Please print exactly the lines running from the one that contains "OCR this image." to the end of the data, with both lines included.

^^^^

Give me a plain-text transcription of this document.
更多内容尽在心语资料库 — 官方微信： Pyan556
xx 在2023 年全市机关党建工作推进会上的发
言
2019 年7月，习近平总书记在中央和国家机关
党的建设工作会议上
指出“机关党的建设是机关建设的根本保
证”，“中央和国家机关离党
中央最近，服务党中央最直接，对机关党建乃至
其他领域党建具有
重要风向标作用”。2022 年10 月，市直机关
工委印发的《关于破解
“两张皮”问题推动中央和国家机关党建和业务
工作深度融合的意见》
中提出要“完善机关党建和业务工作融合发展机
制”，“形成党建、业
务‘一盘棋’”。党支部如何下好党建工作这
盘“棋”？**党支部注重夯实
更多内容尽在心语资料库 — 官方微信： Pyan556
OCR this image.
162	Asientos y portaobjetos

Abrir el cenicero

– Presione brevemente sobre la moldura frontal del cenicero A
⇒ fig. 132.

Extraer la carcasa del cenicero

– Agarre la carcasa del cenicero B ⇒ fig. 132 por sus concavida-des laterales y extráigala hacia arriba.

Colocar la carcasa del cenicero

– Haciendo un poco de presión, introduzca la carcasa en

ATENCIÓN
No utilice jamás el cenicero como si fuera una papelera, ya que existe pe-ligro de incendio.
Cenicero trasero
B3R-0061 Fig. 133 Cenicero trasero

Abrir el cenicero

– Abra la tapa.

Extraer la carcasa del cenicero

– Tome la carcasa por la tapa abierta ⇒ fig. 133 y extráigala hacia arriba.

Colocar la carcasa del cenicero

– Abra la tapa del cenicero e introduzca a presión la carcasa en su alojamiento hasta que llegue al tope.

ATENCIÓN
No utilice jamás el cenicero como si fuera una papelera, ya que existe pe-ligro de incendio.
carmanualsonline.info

^^^^

> The solution:
OCR this image.
162	Asientos y portaobjetos

Abrir el cenicero

– Presione brevemente sobre la moldura frontal del cenicero A
⇒ fig. 132.

Extraer la carcasa del cenicero

– Agarre la carcasa del cenicero B ⇒ fig. 132 por sus concavida-des laterales y extráigala hacia arriba.

Colocar la carcasa del cenicero

– Haciendo un poco de presión, introduzca la carcasa en

ATENCIÓN
No utilice jamás el cenicero como si fuera una papelera, ya que existe pe-ligro de incendio.
Cenicero trasero
B3R-0061 Fig. 133 Cenicero trasero

Abrir el cenicero

– Abra la tapa.

Extraer la carcasa del cenicero

– Tome la carcasa por la tapa abierta ⇒ fig. 133 y extráigala hacia arriba.

Colocar la carcasa del cenicero

– Abra la tapa del cenicero e introduzca a presión la carcasa en su alojamiento hasta que llegue al tope.

ATENCIÓN
No utilice jamás el cenicero como si fuera una papelera, ya que existe pe-ligro de incendio.
carmanualsonline.info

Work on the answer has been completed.